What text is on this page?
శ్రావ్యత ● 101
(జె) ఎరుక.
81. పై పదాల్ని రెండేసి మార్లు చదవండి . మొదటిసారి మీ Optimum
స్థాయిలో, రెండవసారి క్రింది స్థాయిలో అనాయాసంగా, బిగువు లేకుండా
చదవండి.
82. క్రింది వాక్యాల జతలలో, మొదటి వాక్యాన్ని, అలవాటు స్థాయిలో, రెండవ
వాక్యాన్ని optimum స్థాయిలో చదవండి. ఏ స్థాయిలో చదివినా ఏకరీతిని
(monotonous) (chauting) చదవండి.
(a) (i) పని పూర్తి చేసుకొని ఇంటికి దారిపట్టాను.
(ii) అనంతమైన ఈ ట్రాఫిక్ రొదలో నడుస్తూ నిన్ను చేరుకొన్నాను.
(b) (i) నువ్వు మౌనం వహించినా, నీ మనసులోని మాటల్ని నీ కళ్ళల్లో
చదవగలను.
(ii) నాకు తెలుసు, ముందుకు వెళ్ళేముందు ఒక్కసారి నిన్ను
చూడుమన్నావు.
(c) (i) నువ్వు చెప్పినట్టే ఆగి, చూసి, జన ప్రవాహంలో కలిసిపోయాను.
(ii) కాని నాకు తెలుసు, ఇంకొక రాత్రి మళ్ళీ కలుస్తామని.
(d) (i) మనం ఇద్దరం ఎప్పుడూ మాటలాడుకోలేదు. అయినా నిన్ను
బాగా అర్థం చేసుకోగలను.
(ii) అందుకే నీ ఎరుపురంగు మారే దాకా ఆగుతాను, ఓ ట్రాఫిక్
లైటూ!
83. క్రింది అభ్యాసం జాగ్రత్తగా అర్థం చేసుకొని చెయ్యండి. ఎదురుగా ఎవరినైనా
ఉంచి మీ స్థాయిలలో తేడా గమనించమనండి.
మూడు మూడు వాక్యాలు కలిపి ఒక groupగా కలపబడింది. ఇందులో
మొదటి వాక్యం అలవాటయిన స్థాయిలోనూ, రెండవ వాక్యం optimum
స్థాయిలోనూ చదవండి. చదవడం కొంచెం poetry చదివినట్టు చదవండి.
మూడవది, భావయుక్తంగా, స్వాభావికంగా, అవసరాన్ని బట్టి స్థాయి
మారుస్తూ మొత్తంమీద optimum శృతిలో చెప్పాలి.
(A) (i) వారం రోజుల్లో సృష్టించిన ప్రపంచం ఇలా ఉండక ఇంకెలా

________________________

Print every record exactly as it was given.

**TASK RESULT**
What text is on this page?
శ్రావ్యత ● 101
(జె) ఎరుక.
81. పై పదాల్ని రెండేసి మార్లు చదవండి . మొదటిసారి మీ Optimum
స్థాయిలో, రెండవసారి క్రింది స్థాయిలో అనాయాసంగా, బిగువు లేకుండా
చదవండి.
82. క్రింది వాక్యాల జతలలో, మొదటి వాక్యాన్ని, అలవాటు స్థాయిలో, రెండవ
వాక్యాన్ని optimum స్థాయిలో చదవండి. ఏ స్థాయిలో చదివినా ఏకరీతిని
(monotonous) (chauting) చదవండి.
(a) (i) పని పూర్తి చేసుకొని ఇంటికి దారిపట్టాను.
(ii) అనంతమైన ఈ ట్రాఫిక్ రొదలో నడుస్తూ నిన్ను చేరుకొన్నాను.
(b) (i) నువ్వు మౌనం వహించినా, నీ మనసులోని మాటల్ని నీ కళ్ళల్లో
చదవగలను.
(ii) నాకు తెలుసు, ముందుకు వెళ్ళేముందు ఒక్కసారి నిన్ను
చూడుమన్నావు.
(c) (i) నువ్వు చెప్పినట్టే ఆగి, చూసి, జన ప్రవాహంలో కలిసిపోయాను.
(ii) కాని నాకు తెలుసు, ఇంకొక రాత్రి మళ్ళీ కలుస్తామని.
(d) (i) మనం ఇద్దరం ఎప్పుడూ మాటలాడుకోలేదు. అయినా నిన్ను
బాగా అర్థం చేసుకోగలను.
(ii) అందుకే నీ ఎరుపురంగు మారే దాకా ఆగుతాను, ఓ ట్రాఫిక్
లైటూ!
83. క్రింది అభ్యాసం జాగ్రత్తగా అర్థం చేసుకొని చెయ్యండి. ఎదురుగా ఎవరినైనా
ఉంచి మీ స్థాయిలలో తేడా గమనించమనండి.
మూడు మూడు వాక్యాలు కలిపి ఒక groupగా కలపబడింది. ఇందులో
మొదటి వాక్యం అలవాటయిన స్థాయిలోనూ, రెండవ వాక్యం optimum
స్థాయిలోనూ చదవండి. చదవడం కొంచెం poetry చదివినట్టు చదవండి.
మూడవది, భావయుక్తంగా, స్వాభావికంగా, అవసరాన్ని బట్టి స్థాయి
మారుస్తూ మొత్తంమీద optimum శృతిలో చెప్పాలి.
(A) (i) వారం రోజుల్లో సృష్టించిన ప్రపంచం ఇలా ఉండక ఇంకెలా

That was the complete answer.